##### RECORDS FOR THE TASK

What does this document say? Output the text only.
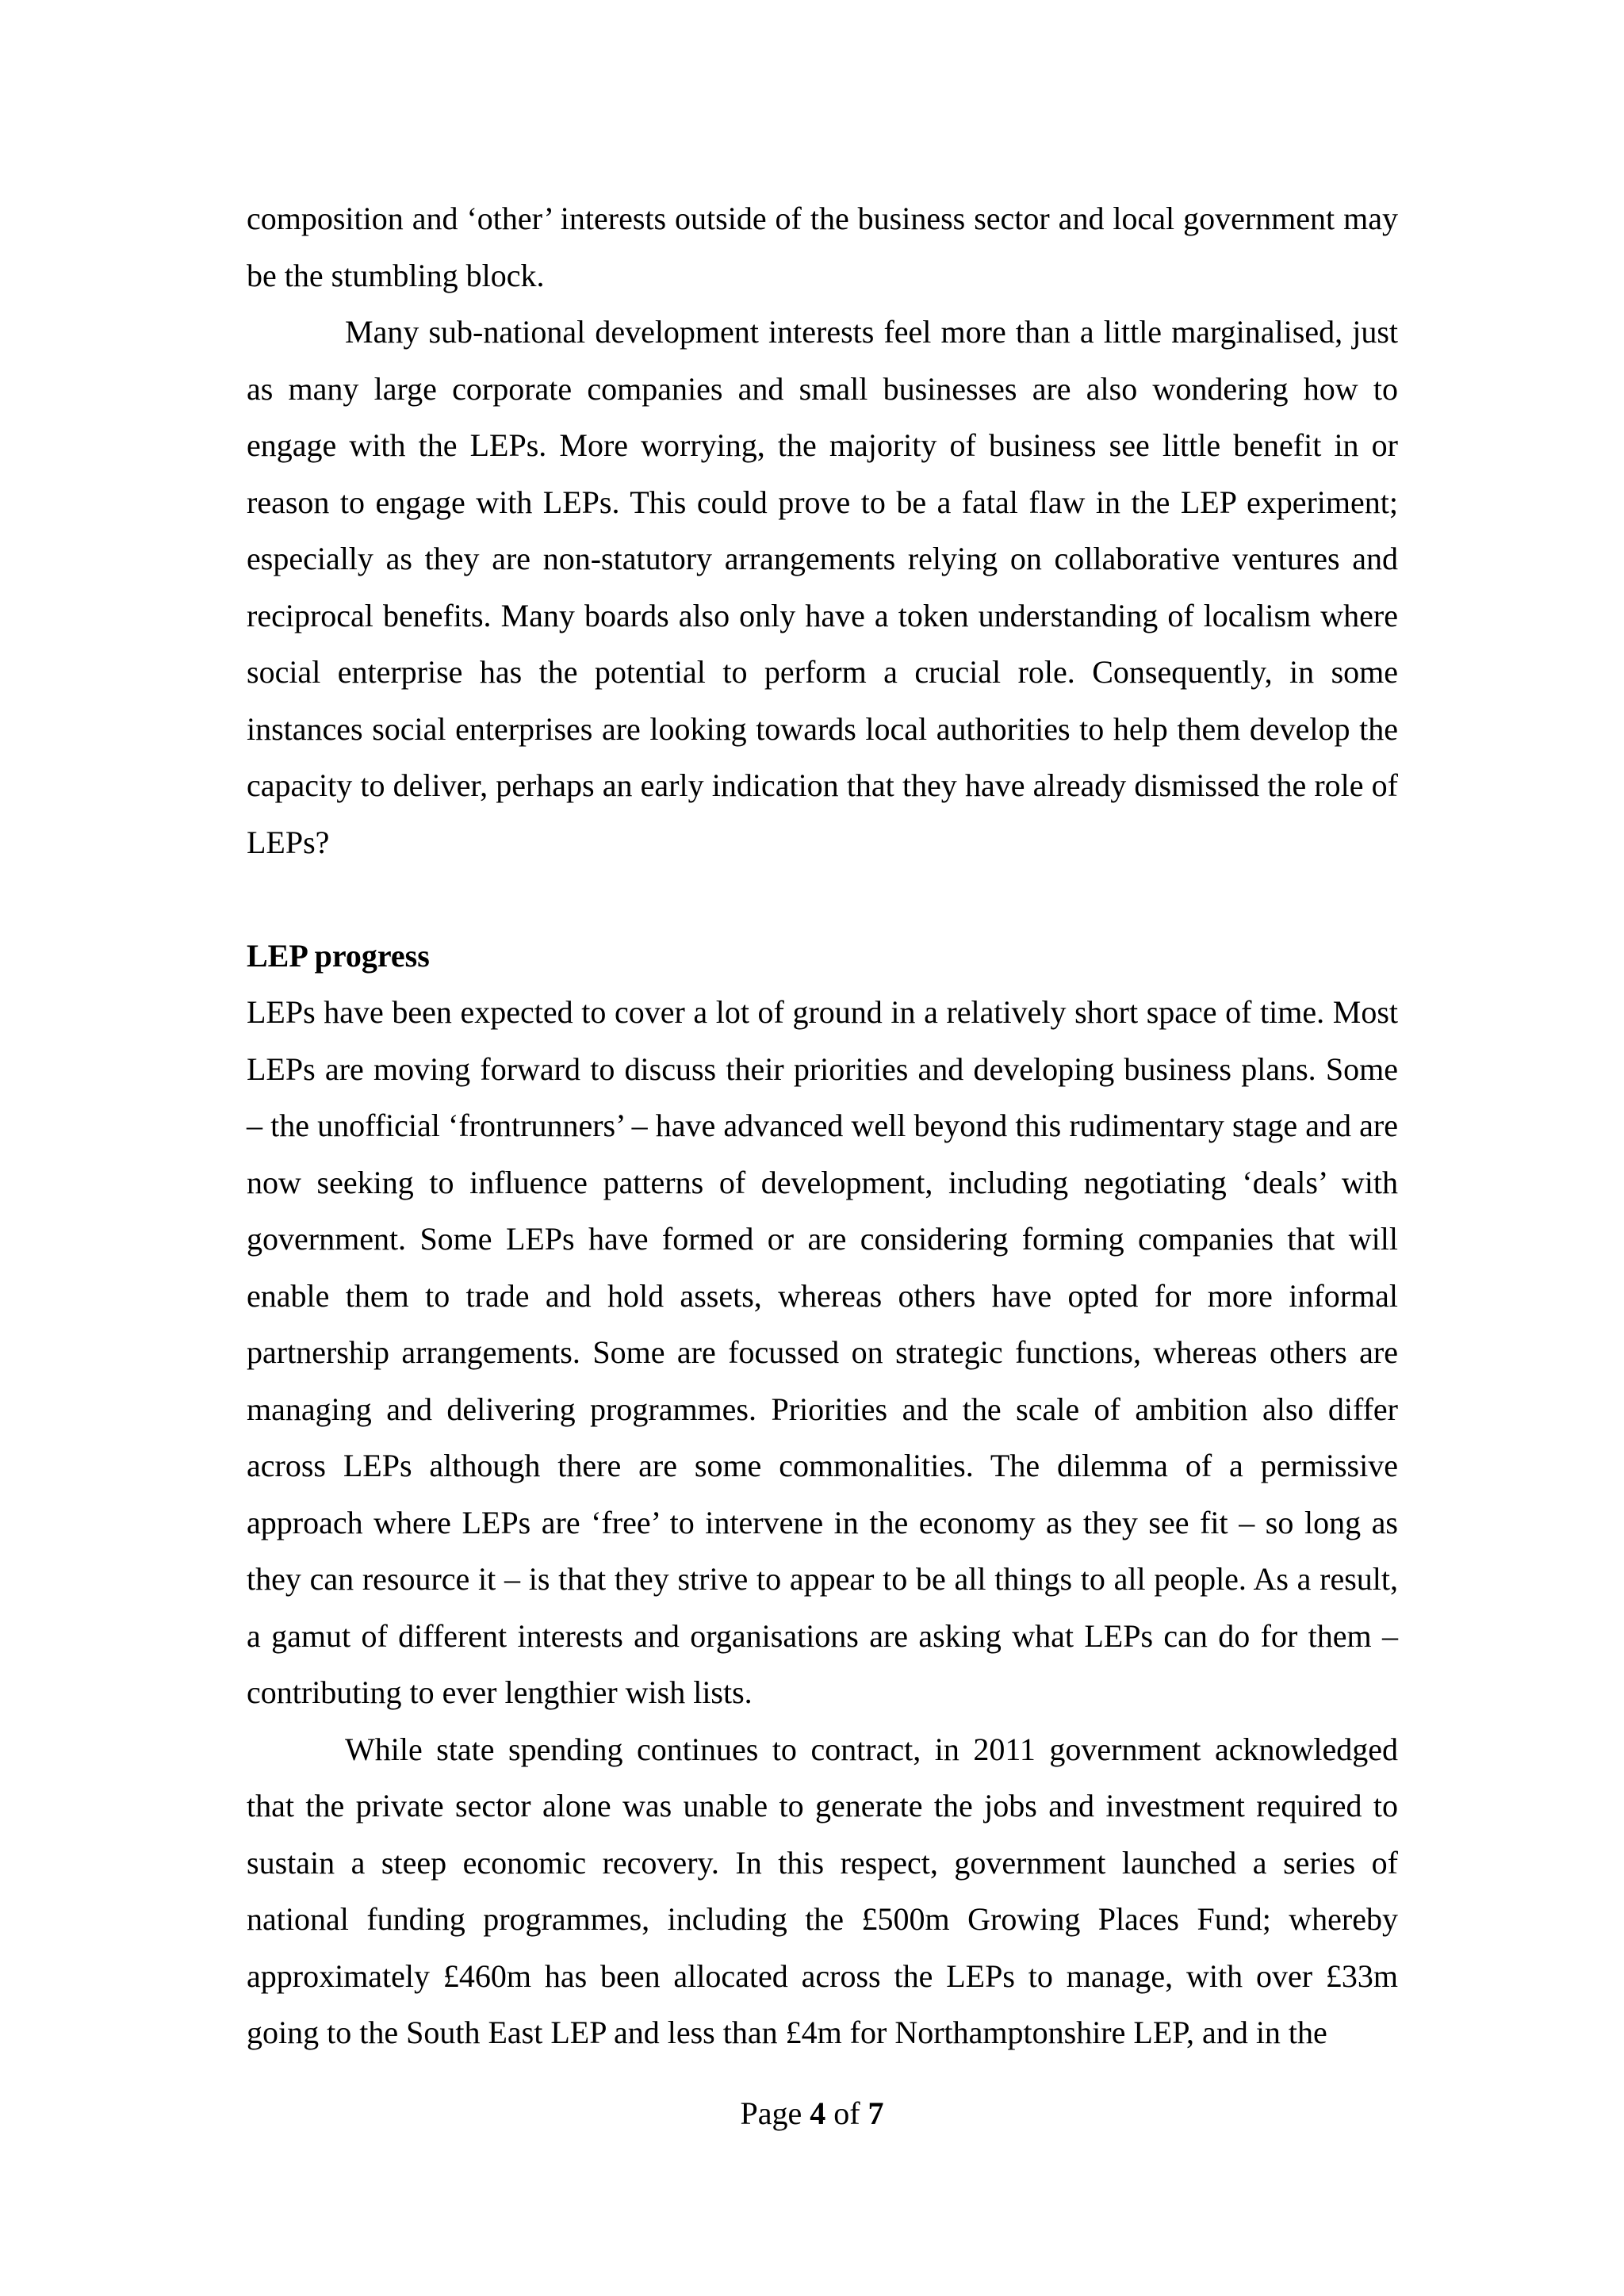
composition and ‘other’ interests outside of the business sector and local government may be the stumbling block.

Many sub-national development interests feel more than a little marginalised, just as many large corporate companies and small businesses are also wondering how to engage with the LEPs. More worrying, the majority of business see little benefit in or reason to engage with LEPs. This could prove to be a fatal flaw in the LEP experiment; especially as they are non-statutory arrangements relying on collaborative ventures and reciprocal benefits. Many boards also only have a token understanding of localism where social enterprise has the potential to perform a crucial role. Consequently, in some instances social enterprises are looking towards local authorities to help them develop the capacity to deliver, perhaps an early indication that they have already dismissed the role of LEPs?

LEP progress

LEPs have been expected to cover a lot of ground in a relatively short space of time. Most LEPs are moving forward to discuss their priorities and developing business plans. Some – the unofficial ‘frontrunners’ – have advanced well beyond this rudimentary stage and are now seeking to influence patterns of development, including negotiating ‘deals’ with government. Some LEPs have formed or are considering forming companies that will enable them to trade and hold assets, whereas others have opted for more informal partnership arrangements. Some are focussed on strategic functions, whereas others are managing and delivering programmes. Priorities and the scale of ambition also differ across LEPs although there are some commonalities. The dilemma of a permissive approach where LEPs are ‘free’ to intervene in the economy as they see fit – so long as they can resource it – is that they strive to appear to be all things to all people. As a result, a gamut of different interests and organisations are asking what LEPs can do for them – contributing to ever lengthier wish lists.

While state spending continues to contract, in 2011 government acknowledged that the private sector alone was unable to generate the jobs and investment required to sustain a steep economic recovery. In this respect, government launched a series of national funding programmes, including the £500m Growing Places Fund; whereby approximately £460m has been allocated across the LEPs to manage, with over £33m going to the South East LEP and less than £4m for Northamptonshire LEP, and in the

Page 4 of 7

##########

**WHAT TO PRODUCE**
Return the listing above unchanged, apart from dropping its pictures.

**ANSWER TO THE TASK**
What does this document say? Output the text only.
composition and ‘other’ interests outside of the business sector and local government may be the stumbling block.

Many sub-national development interests feel more than a little marginalised, just as many large corporate companies and small businesses are also wondering how to engage with the LEPs. More worrying, the majority of business see little benefit in or reason to engage with LEPs. This could prove to be a fatal flaw in the LEP experiment; especially as they are non-statutory arrangements relying on collaborative ventures and reciprocal benefits. Many boards also only have a token understanding of localism where social enterprise has the potential to perform a crucial role. Consequently, in some instances social enterprises are looking towards local authorities to help them develop the capacity to deliver, perhaps an early indication that they have already dismissed the role of LEPs?

LEP progress

LEPs have been expected to cover a lot of ground in a relatively short space of time. Most LEPs are moving forward to discuss their priorities and developing business plans. Some – the unofficial ‘frontrunners’ – have advanced well beyond this rudimentary stage and are now seeking to influence patterns of development, including negotiating ‘deals’ with government. Some LEPs have formed or are considering forming companies that will enable them to trade and hold assets, whereas others have opted for more informal partnership arrangements. Some are focussed on strategic functions, whereas others are managing and delivering programmes. Priorities and the scale of ambition also differ across LEPs although there are some commonalities. The dilemma of a permissive approach where LEPs are ‘free’ to intervene in the economy as they see fit – so long as they can resource it – is that they strive to appear to be all things to all people. As a result, a gamut of different interests and organisations are asking what LEPs can do for them – contributing to ever lengthier wish lists.

While state spending continues to contract, in 2011 government acknowledged that the private sector alone was unable to generate the jobs and investment required to sustain a steep economic recovery. In this respect, government launched a series of national funding programmes, including the £500m Growing Places Fund; whereby approximately £460m has been allocated across the LEPs to manage, with over £33m going to the South East LEP and less than £4m for Northamptonshire LEP, and in the

Page 4 of 7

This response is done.